> **WRITTEN INSTRUCTION 1**:
According to the NFS over RDMA email, in which function was a BUG_ON() added to check that rq_next_page is not below rq_respages?
> **WRITTEN INSTRUCTION 2**:
Reproduce the NFS over RDMA email between "In-Reply-To: <531B47B3.1070503@opengridcomputing.com>" and "Any ideas Bruce/Tom?", inclusive.
> **WRITTEN INSTRUCTION 3**:
Proceed with the NFS over RDMA email, picking up right after its final sentence.

> **PASSAGE**:
begin

All of lore.kernel.org
 help / color / mirror / Atom feed
From: Steve Wise <swise@opengridcomputing.com>
To: "'J. Bruce Fields'" <bfields@fieldses.org>,
	Tom Tucker <tom@opengridcomputing.com>
Cc: "'Yan Burman'" <yanb@mellanox.com>,
	linux-nfs@vger.kernel.org, linux-rdma@vger.kernel.org,
	"'Or Gerlitz'" <ogerlitz@mellanox.com>
Subject: Re: NFS over RDMA crashing
Date: Sat, 08 Mar 2014 13:20:48 -0600	[thread overview]
Message-ID: <531B6D90.2090208@opengridcomputing.com> (raw)
In-Reply-To: <531B47B3.1070503@opengridcomputing.com>


> I removed your change and started debugging original crash that 
> happens on top-o-tree.   Seems like rq_next_pages is screwed up.  It 
> should always be >= rq_respages, yes?  I added a BUG_ON() to assert 
> this in rdma_read_xdr() we hit the BUG_ON(). Look
>
> crash> svc_rqst.rq_next_page 0xffff8800b84e6000
>   rq_next_page = 0xffff8800b84e6228
> crash> svc_rqst.rq_respages 0xffff8800b84e6000
>   rq_respages = 0xffff8800b84e62a8
>
> Any ideas Bruce/Tom?
>

Guys, the patch below seems to fix the problem.  Dunno if it is correct 
though.  What do you think?

end

Element boundary entries:

begin

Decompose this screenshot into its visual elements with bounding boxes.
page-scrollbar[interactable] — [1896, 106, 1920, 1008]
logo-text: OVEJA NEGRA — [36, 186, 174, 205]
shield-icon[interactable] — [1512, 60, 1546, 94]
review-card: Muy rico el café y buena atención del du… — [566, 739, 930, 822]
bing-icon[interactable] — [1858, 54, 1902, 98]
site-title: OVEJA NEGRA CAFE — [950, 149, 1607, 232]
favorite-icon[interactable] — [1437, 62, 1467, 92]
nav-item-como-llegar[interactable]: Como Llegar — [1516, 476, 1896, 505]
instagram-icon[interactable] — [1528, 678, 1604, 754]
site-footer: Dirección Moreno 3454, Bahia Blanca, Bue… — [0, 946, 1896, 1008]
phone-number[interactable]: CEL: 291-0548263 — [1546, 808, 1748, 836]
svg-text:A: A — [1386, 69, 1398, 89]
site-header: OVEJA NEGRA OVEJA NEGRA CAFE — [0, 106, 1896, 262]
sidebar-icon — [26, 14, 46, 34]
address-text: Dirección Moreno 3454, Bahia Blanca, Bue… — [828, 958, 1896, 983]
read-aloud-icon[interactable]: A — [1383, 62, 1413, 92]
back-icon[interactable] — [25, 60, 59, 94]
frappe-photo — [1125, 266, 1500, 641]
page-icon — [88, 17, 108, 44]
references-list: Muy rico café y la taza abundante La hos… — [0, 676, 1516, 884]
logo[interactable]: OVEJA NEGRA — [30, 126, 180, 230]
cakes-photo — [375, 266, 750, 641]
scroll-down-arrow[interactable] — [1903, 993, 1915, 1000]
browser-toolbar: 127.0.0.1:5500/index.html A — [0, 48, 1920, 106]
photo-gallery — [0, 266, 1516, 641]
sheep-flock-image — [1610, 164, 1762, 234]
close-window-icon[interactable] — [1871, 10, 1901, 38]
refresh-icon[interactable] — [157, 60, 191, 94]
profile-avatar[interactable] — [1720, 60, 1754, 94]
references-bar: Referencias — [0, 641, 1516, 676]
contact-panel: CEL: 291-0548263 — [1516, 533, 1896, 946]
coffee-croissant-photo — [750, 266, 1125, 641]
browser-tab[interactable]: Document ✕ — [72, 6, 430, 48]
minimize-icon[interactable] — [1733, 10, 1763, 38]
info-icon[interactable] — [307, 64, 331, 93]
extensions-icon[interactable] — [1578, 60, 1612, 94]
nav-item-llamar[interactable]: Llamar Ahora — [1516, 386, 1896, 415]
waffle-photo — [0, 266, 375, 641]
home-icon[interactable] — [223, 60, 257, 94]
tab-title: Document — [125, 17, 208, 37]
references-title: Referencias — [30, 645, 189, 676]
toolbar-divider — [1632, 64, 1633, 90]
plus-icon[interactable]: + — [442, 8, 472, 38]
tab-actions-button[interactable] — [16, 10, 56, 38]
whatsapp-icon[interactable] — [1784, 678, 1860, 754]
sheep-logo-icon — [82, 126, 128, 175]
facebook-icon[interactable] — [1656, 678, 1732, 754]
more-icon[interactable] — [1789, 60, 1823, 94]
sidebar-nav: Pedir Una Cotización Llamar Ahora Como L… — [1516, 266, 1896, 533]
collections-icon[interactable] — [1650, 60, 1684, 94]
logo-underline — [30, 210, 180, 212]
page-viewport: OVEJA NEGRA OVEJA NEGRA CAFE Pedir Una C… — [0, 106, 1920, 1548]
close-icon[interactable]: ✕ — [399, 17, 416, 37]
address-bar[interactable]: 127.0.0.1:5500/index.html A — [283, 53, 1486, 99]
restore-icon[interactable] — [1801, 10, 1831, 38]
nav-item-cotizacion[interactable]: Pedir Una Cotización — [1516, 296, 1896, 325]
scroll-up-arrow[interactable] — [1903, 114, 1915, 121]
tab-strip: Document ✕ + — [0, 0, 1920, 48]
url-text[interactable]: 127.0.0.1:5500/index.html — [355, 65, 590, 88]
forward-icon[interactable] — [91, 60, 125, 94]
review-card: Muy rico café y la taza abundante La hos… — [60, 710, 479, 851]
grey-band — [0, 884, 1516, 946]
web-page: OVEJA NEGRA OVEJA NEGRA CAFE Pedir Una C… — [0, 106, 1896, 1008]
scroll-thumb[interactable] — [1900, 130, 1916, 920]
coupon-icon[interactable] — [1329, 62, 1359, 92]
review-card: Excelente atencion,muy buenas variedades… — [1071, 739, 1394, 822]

end

> **EXERCISE RESPONSE 1**:
rdma_read_xdr()

> **EXERCISE RESPONSE 2**:
In-Reply-To: <531B47B3.1070503@opengridcomputing.com>


> I removed your change and started debugging original crash that 
> happens on top-o-tree.   Seems like rq_next_pages is screwed up.  It 
> should always be >= rq_respages, yes?  I added a BUG_ON() to assert 
> this in rdma_read_xdr() we hit the BUG_ON(). Look
>
> crash> svc_rqst.rq_next_page 0xffff8800b84e6000
>   rq_next_page = 0xffff8800b84e6228
> crash> svc_rqst.rq_respages 0xffff8800b84e6000
>   rq_respages = 0xffff8800b84e62a8
>
> Any ideas Bruce/Tom?

> **EXERCISE RESPONSE 3**:
diff --git a/net/sunrpc/xprtrdma/svc_rdma_recvfrom.c 
b/net/sunrpc/xprtrdma/svc_rdma_recvfrom.c
index 0ce7552..6d62411 100644
--- a/net/sunrpc/xprtrdma/svc_rdma_recvfrom.c
+++ b/net/sunrpc/xprtrdma/svc_rdma_recvfrom.c
@@ -90,6 +90,7 @@ static void rdma_build_arg_xdr(struct svc_rqst *rqstp,
                 sge_no++;
         }
         rqstp->rq_respages = &rqstp->rq_pages[sge_no];
+       rqstp->rq_next_page = rqstp->rq_respages;

         /* We should never run out of SGE because the limit is defined to
          * support the max allowed RPC data length
@@ -276,6 +277,7 @@ static int fast_reg_read_chunks(struct svcxprt_rdma 
*xprt,

         /* rq_respages points one past arg pages */
         rqstp->rq_respages = &rqstp->rq_arg.pages[page_no];
+       rqstp->rq_next_page = rqstp->rq_respages;

         /* Create the reply and chunk maps */
         offset = 0;



WARNING: multiple messages have this Message-ID (diff)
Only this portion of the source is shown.